### SET PROBLEM
Repeat the whole listing exactly.

### RAW DATA
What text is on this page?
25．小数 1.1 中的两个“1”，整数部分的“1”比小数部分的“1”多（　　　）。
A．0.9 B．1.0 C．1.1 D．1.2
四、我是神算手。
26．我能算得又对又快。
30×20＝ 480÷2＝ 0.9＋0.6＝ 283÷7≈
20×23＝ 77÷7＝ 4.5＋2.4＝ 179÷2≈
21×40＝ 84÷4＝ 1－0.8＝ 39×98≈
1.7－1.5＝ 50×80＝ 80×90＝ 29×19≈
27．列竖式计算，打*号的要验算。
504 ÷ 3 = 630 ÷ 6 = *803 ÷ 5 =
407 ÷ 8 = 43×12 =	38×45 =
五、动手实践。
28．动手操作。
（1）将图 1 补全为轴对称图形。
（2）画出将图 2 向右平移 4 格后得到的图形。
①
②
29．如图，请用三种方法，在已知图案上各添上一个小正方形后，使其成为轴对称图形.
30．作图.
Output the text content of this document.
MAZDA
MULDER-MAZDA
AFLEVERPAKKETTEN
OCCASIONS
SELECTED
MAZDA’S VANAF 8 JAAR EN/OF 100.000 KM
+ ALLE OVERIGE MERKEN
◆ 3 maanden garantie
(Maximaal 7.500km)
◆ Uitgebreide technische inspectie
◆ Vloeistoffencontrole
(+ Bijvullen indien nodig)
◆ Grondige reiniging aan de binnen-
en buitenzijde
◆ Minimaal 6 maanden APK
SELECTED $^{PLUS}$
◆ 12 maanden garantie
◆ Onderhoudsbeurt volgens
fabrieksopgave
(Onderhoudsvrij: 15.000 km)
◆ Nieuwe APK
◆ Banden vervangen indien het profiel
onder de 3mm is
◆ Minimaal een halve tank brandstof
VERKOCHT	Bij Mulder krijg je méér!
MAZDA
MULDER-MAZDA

### REPLY TO THE EXERCISE
What text is on this page?
25．小数 1.1 中的两个“1”，整数部分的“1”比小数部分的“1”多（　　　）。
A．0.9 B．1.0 C．1.1 D．1.2
四、我是神算手。
26．我能算得又对又快。
30×20＝ 480÷2＝ 0.9＋0.6＝ 283÷7≈
20×23＝ 77÷7＝ 4.5＋2.4＝ 179÷2≈
21×40＝ 84÷4＝ 1－0.8＝ 39×98≈
1.7－1.5＝ 50×80＝ 80×90＝ 29×19≈
27．列竖式计算，打*号的要验算。
504 ÷ 3 = 630 ÷ 6 = *803 ÷ 5 =
407 ÷ 8 = 43×12 =	38×45 =
五、动手实践。
28．动手操作。
（1）将图 1 补全为轴对称图形。
（2）画出将图 2 向右平移 4 格后得到的图形。
①
②
29．如图，请用三种方法，在已知图案上各添上一个小正方形后，使其成为轴对称图形.
30．作图.
Output the text content of this document.
MAZDA
MULDER-MAZDA
AFLEVERPAKKETTEN
OCCASIONS
SELECTED
MAZDA’S VANAF 8 JAAR EN/OF 100.000 KM
+ ALLE OVERIGE MERKEN
◆ 3 maanden garantie
(Maximaal 7.500km)
◆ Uitgebreide technische inspectie
◆ Vloeistoffencontrole
(+ Bijvullen indien nodig)
◆ Grondige reiniging aan de binnen-
en buitenzijde
◆ Minimaal 6 maanden APK
SELECTED $^{PLUS}$
◆ 12 maanden garantie
◆ Onderhoudsbeurt volgens
fabrieksopgave
(Onderhoudsvrij: 15.000 km)
◆ Nieuwe APK
◆ Banden vervangen indien het profiel
onder de 3mm is
◆ Minimaal een halve tank brandstof
VERKOCHT	Bij Mulder krijg je méér!
MAZDA
MULDER-MAZDA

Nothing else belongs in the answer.